INSTRUCTION: What lines of the data include the string "face"? Copy them all.

ENTRIES SUPPLIED:
○ ○ ○ ○ ○ ○ ○

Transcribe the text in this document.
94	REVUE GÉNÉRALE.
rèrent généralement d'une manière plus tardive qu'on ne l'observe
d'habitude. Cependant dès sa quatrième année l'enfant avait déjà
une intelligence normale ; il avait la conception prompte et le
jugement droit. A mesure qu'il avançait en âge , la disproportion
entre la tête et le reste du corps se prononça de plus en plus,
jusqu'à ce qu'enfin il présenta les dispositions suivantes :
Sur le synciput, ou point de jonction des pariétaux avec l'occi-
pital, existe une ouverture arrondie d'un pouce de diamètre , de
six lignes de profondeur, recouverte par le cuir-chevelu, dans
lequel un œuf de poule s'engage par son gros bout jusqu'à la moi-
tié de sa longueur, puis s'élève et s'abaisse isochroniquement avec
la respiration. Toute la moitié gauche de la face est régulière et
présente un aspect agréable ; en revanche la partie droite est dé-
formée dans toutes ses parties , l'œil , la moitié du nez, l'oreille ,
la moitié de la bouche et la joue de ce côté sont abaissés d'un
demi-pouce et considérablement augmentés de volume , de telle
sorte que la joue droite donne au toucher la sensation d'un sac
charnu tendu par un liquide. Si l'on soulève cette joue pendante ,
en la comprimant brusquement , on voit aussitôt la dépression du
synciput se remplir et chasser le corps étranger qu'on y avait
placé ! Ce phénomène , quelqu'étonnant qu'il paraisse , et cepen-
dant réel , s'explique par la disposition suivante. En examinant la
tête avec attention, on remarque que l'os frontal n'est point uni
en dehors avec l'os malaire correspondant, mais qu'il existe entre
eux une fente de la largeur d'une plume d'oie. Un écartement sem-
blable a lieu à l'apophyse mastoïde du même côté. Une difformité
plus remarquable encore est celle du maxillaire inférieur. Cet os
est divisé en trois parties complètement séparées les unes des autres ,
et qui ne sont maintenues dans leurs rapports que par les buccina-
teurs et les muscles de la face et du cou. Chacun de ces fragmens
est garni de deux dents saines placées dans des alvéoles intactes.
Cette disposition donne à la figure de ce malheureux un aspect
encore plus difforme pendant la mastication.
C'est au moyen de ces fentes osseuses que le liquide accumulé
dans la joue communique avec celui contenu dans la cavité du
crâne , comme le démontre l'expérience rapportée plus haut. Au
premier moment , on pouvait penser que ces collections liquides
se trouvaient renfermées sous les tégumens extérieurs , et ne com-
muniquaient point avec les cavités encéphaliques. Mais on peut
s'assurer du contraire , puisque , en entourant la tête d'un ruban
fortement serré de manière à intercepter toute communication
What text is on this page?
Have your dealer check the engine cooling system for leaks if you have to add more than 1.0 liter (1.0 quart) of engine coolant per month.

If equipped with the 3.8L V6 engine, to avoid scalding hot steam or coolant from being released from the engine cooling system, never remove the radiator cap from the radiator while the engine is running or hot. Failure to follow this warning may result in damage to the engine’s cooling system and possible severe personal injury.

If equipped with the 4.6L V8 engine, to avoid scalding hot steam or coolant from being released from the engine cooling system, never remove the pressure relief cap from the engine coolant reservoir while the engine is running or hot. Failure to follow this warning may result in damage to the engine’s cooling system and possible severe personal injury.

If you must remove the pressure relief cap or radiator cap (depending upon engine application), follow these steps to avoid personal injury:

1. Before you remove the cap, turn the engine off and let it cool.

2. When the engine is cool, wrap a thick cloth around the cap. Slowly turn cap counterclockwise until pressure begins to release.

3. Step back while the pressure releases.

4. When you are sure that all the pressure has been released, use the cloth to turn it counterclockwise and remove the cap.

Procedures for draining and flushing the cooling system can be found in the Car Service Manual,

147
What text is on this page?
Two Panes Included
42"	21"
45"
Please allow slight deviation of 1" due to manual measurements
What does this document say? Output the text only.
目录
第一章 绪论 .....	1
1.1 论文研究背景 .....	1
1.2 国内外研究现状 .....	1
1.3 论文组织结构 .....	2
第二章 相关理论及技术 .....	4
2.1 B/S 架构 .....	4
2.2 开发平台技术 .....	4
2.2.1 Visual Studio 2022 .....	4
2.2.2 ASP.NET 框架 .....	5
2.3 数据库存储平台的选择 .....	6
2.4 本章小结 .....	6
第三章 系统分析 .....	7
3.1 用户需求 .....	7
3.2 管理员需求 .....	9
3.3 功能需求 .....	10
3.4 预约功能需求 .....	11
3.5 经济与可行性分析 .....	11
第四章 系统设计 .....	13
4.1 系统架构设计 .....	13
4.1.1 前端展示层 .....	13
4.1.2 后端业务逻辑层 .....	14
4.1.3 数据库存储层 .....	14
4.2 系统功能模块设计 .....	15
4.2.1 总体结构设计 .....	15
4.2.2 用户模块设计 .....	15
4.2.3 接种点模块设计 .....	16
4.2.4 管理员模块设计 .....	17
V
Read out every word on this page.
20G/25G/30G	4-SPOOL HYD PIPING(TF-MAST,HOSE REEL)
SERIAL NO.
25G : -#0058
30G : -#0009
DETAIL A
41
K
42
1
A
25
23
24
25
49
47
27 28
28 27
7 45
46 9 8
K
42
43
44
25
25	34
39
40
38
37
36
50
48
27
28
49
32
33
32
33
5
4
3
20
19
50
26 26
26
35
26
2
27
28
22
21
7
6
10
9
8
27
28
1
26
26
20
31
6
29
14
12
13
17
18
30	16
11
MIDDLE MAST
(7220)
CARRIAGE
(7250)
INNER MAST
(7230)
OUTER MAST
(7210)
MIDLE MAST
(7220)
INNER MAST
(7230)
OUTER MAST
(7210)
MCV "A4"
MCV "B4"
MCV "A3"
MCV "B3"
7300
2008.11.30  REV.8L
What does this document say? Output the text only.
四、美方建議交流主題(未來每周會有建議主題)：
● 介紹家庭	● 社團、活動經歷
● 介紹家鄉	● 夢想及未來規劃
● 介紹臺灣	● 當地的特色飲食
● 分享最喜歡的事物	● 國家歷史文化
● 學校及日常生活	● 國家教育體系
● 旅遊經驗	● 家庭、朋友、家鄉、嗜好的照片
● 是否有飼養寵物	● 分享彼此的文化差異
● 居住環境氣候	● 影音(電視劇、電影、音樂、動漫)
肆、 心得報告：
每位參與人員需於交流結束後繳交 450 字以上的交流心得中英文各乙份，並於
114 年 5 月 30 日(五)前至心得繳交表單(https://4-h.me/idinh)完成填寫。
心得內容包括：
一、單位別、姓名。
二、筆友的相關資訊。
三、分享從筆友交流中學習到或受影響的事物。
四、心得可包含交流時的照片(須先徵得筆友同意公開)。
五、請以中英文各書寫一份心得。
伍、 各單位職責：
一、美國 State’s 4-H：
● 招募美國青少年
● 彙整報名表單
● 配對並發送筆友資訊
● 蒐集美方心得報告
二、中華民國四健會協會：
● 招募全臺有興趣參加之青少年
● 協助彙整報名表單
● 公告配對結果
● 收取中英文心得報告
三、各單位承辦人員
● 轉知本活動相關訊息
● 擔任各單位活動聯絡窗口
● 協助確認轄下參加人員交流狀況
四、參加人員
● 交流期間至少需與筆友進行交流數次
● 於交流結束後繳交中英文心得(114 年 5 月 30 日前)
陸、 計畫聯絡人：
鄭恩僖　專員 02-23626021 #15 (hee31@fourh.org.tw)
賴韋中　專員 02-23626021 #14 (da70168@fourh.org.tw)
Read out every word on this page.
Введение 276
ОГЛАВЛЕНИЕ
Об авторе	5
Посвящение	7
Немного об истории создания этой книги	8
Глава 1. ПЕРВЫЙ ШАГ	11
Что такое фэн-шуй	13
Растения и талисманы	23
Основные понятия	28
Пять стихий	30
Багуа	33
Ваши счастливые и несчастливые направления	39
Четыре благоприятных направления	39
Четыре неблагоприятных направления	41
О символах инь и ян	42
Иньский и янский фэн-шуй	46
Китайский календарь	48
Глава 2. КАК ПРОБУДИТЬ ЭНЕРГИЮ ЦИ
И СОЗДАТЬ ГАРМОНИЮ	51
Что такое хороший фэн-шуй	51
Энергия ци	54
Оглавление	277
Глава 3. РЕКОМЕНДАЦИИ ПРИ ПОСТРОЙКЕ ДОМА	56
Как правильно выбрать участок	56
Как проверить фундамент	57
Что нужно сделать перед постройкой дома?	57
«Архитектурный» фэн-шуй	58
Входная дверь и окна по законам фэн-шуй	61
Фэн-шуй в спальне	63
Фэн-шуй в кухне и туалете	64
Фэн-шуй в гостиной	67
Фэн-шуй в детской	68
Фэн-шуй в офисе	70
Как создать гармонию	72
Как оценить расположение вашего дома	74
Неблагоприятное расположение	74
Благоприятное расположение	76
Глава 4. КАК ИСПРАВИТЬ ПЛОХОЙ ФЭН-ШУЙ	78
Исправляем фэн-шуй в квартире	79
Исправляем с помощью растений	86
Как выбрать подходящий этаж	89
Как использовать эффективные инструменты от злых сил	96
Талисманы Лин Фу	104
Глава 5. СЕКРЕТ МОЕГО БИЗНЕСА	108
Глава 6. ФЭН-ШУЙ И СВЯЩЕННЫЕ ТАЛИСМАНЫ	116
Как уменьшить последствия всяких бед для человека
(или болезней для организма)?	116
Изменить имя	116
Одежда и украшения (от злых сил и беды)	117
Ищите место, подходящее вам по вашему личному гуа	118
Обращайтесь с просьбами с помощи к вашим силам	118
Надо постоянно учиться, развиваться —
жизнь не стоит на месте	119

○ ○ ○ ○ ○ ○ ○

WRITTEN SOLUTION:
la respiration. Toute la moitié gauche de la face est régulière et
teurs et les muscles de la face et du cou. Chacun de ces fragmens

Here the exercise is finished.